======== SUPPLIED MATERIAL

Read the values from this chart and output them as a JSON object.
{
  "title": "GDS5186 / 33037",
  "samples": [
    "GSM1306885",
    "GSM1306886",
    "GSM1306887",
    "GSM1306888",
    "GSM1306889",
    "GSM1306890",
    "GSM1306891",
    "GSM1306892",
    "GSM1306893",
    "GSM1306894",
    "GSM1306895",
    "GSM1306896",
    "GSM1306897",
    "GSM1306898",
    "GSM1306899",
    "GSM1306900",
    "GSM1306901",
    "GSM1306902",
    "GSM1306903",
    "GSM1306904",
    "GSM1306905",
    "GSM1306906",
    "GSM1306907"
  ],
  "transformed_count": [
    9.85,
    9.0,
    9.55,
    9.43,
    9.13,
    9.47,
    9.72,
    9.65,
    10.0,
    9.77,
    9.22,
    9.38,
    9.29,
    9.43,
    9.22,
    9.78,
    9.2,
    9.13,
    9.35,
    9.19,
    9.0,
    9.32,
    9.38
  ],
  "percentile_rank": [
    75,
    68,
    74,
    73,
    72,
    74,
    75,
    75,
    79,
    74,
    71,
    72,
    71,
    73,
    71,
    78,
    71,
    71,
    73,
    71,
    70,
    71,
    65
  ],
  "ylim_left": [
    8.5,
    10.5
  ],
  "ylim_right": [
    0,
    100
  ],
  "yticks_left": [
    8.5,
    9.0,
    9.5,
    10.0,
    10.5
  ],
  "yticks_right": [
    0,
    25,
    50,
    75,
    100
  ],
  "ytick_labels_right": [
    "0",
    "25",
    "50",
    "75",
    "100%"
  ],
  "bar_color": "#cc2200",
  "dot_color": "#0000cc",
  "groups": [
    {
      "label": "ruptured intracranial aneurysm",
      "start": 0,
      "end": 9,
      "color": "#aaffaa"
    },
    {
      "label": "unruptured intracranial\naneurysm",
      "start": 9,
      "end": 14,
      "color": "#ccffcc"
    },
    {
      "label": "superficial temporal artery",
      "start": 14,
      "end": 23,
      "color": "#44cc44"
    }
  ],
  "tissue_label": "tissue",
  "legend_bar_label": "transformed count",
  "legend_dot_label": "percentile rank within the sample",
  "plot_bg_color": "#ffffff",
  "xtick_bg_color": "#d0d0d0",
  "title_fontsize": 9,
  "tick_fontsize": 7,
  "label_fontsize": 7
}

================

* WORK INSTRUCTIONS
All of the data needs to be reproduced exactly, with no line missing.

* OUTPUT FOR THIS EXERCISE
Read the values from this chart and output them as a JSON object.
{
  "title": "GDS5186 / 33037",
  "samples": [
    "GSM1306885",
    "GSM1306886",
    "GSM1306887",
    "GSM1306888",
    "GSM1306889",
    "GSM1306890",
    "GSM1306891",
    "GSM1306892",
    "GSM1306893",
    "GSM1306894",
    "GSM1306895",
    "GSM1306896",
    "GSM1306897",
    "GSM1306898",
    "GSM1306899",
    "GSM1306900",
    "GSM1306901",
    "GSM1306902",
    "GSM1306903",
    "GSM1306904",
    "GSM1306905",
    "GSM1306906",
    "GSM1306907"
  ],
  "transformed_count": [
    9.85,
    9.0,
    9.55,
    9.43,
    9.13,
    9.47,
    9.72,
    9.65,
    10.0,
    9.77,
    9.22,
    9.38,
    9.29,
    9.43,
    9.22,
    9.78,
    9.2,
    9.13,
    9.35,
    9.19,
    9.0,
    9.32,
    9.38
  ],
  "percentile_rank": [
    75,
    68,
    74,
    73,
    72,
    74,
    75,
    75,
    79,
    74,
    71,
    72,
    71,
    73,
    71,
    78,
    71,
    71,
    73,
    71,
    70,
    71,
    65
  ],
  "ylim_left": [
    8.5,
    10.5
  ],
  "ylim_right": [
    0,
    100
  ],
  "yticks_left": [
    8.5,
    9.0,
    9.5,
    10.0,
    10.5
  ],
  "yticks_right": [
    0,
    25,
    50,
    75,
    100
  ],
  "ytick_labels_right": [
    "0",
    "25",
    "50",
    "75",
    "100%"
  ],
  "bar_color": "#cc2200",
  "dot_color": "#0000cc",
  "groups": [
    {
      "label": "ruptured intracranial aneurysm",
      "start": 0,
      "end": 9,
      "color": "#aaffaa"
    },
    {
      "label": "unruptured intracranial\naneurysm",
      "start": 9,
      "end": 14,
      "color": "#ccffcc"
    },
    {
      "label": "superficial temporal artery",
      "start": 14,
      "end": 23,
      "color": "#44cc44"
    }
  ],
  "tissue_label": "tissue",
  "legend_bar_label": "transformed count",
  "legend_dot_label": "percentile rank within the sample",
  "plot_bg_color": "#ffffff",
  "xtick_bg_color": "#d0d0d0",
  "title_fontsize": 9,
  "tick_fontsize": 7,
  "label_fontsize": 7
}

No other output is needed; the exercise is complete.